▶ **Provided records**

** start **

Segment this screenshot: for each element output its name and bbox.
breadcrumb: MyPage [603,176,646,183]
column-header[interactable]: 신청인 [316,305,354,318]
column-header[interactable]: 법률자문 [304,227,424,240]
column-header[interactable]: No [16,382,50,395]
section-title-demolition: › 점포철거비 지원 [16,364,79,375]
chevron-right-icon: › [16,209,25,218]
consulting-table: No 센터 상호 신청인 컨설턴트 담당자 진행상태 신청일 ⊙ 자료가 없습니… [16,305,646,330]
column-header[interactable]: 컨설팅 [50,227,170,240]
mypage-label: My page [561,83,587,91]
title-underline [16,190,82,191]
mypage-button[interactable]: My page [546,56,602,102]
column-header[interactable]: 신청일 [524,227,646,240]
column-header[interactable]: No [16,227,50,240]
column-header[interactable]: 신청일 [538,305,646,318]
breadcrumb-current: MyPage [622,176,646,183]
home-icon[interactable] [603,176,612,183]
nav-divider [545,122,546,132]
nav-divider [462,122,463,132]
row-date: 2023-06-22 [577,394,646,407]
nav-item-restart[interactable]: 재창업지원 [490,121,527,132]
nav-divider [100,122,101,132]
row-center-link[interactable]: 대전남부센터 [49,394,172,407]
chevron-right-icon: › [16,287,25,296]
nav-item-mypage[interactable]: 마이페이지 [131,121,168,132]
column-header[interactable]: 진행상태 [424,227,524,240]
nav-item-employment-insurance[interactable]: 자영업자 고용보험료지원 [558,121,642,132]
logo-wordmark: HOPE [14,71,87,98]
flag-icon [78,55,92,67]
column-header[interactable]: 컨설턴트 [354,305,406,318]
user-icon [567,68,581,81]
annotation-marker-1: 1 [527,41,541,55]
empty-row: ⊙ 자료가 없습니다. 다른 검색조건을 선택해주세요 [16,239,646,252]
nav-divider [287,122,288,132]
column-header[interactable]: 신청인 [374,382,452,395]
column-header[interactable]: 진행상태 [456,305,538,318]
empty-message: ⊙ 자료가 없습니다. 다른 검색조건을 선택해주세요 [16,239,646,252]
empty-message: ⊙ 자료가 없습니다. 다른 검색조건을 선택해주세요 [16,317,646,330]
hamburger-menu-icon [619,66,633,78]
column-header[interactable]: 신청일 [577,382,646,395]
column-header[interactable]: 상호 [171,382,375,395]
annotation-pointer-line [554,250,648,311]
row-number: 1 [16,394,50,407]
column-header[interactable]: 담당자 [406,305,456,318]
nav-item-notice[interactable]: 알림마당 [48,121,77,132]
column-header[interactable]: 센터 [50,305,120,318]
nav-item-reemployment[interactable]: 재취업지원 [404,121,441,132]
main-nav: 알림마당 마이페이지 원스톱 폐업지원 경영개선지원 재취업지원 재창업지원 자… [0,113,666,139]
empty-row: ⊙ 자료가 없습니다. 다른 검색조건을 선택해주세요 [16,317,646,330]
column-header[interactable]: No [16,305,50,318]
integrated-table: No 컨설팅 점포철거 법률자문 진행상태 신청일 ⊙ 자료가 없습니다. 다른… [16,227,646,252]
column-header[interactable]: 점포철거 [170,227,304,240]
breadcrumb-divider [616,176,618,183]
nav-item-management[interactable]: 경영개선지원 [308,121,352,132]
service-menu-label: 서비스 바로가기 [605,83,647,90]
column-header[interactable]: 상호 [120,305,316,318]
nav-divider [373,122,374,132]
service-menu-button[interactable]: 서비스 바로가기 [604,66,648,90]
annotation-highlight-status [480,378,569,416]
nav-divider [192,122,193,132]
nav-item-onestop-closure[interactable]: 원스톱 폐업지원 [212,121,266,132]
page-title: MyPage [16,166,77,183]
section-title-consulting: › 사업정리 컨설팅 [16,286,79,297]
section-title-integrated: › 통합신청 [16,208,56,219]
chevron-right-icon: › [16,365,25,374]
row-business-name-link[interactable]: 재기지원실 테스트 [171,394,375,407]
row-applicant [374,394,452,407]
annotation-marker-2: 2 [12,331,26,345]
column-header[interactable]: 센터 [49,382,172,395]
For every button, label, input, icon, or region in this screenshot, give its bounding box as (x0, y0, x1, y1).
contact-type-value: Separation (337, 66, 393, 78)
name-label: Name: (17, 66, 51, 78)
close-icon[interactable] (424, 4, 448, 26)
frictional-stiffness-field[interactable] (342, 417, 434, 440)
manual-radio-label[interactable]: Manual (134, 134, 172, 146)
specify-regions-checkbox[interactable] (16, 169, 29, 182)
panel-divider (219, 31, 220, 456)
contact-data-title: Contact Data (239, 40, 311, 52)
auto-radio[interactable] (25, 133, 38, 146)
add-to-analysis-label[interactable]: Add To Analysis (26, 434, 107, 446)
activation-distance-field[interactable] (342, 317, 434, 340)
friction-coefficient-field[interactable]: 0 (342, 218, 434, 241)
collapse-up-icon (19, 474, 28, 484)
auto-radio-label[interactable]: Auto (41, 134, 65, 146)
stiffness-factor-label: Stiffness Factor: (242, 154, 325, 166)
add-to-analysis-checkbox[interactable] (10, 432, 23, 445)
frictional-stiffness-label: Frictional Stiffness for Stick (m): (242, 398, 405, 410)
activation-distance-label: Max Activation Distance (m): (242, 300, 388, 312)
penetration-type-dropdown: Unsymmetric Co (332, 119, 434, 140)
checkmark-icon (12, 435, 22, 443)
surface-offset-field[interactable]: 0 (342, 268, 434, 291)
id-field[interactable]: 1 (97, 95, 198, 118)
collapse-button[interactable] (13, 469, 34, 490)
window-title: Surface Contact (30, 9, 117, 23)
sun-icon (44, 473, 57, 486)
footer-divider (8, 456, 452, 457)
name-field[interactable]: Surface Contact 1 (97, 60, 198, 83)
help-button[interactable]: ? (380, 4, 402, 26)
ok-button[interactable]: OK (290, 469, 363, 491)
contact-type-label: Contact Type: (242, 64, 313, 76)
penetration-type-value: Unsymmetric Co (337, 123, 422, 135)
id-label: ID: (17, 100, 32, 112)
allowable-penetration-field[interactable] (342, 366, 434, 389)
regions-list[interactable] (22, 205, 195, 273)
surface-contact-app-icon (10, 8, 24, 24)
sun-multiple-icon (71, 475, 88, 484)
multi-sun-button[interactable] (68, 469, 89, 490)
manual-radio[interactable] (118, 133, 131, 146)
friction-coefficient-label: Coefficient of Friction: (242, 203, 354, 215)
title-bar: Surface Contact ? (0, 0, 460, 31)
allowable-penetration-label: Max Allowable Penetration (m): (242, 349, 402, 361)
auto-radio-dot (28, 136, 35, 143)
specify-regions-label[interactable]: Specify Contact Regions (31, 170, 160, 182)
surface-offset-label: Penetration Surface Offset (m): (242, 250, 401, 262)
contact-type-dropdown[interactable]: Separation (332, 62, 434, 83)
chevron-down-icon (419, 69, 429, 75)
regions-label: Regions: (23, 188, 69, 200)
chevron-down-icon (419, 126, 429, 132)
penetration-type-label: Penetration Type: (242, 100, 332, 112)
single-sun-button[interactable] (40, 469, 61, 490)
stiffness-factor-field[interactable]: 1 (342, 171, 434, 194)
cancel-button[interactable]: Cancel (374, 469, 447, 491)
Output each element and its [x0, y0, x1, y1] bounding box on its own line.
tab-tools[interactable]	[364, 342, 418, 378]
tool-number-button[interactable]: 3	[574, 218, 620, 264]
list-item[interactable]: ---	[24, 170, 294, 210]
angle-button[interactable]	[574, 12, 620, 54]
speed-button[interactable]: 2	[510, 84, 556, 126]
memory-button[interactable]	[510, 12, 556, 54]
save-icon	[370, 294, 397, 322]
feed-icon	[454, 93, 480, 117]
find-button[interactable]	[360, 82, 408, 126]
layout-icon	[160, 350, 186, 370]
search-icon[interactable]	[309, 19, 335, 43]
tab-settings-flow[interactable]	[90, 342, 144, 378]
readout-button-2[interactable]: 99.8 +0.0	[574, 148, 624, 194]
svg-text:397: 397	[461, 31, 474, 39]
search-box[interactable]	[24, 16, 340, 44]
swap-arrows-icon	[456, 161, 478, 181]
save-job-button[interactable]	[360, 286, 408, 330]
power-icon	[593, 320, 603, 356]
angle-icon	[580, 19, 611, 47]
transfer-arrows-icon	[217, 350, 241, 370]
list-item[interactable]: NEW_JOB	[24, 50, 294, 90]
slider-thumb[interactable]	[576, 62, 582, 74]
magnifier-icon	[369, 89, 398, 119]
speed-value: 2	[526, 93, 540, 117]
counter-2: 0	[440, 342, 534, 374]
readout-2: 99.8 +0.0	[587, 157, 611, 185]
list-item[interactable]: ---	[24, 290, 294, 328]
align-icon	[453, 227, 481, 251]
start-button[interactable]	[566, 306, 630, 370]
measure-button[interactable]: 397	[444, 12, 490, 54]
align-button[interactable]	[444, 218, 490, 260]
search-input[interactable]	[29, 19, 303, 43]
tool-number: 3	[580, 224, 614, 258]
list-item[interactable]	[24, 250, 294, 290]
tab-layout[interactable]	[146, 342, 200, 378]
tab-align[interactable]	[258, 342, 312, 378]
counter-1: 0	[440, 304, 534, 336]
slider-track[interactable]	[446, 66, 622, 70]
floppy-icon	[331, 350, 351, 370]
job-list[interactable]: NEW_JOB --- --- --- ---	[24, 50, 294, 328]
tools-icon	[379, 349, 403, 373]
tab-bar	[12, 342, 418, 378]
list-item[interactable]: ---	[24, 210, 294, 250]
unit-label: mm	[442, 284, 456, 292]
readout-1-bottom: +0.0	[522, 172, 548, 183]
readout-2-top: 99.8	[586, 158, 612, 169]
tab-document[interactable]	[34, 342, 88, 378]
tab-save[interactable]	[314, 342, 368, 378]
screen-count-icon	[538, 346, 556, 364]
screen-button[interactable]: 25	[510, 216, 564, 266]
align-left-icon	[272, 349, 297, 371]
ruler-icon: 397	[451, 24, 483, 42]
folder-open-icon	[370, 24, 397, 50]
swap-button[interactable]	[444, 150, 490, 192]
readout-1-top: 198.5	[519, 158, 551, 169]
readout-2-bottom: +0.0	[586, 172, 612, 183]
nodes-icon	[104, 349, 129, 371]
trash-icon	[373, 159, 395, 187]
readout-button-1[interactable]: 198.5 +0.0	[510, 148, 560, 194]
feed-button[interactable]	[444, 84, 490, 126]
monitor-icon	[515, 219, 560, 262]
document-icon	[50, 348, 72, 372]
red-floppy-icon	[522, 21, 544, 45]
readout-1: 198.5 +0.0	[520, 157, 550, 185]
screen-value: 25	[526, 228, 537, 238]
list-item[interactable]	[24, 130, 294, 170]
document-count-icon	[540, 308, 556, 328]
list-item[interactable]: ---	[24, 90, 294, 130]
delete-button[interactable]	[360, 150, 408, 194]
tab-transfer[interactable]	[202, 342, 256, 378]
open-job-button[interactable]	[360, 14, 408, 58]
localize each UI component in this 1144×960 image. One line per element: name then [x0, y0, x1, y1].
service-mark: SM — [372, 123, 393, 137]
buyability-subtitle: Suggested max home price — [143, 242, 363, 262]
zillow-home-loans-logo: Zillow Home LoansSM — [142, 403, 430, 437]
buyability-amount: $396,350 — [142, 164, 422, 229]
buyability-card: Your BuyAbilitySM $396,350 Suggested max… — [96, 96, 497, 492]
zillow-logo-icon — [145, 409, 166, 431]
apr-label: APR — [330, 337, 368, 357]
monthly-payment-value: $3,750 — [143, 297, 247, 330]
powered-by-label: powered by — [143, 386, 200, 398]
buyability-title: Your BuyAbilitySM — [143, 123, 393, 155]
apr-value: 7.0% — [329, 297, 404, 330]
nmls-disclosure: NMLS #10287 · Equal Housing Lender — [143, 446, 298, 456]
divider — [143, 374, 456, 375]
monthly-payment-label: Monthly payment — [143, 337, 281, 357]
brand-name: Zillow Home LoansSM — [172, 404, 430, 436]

** end **

▶ **Given exercise**
Please write out, word for word, the stretch of items from the first line through the line containing "column-header[interactable]: No [16,227,50,240]".

▶ **Answer to the problem**
Segment this screenshot: for each element output its name and bbox.
breadcrumb: MyPage [603,176,646,183]
column-header[interactable]: 신청인 [316,305,354,318]
column-header[interactable]: 법률자문 [304,227,424,240]
column-header[interactable]: No [16,382,50,395]
section-title-demolition: › 점포철거비 지원 [16,364,79,375]
chevron-right-icon: › [16,209,25,218]
consulting-table: No 센터 상호 신청인 컨설턴트 담당자 진행상태 신청일 ⊙ 자료가 없습니… [16,305,646,330]
column-header[interactable]: 컨설팅 [50,227,170,240]
mypage-label: My page [561,83,587,91]
title-underline [16,190,82,191]
mypage-button[interactable]: My page [546,56,602,102]
column-header[interactable]: 신청일 [524,227,646,240]
column-header[interactable]: No [16,227,50,240]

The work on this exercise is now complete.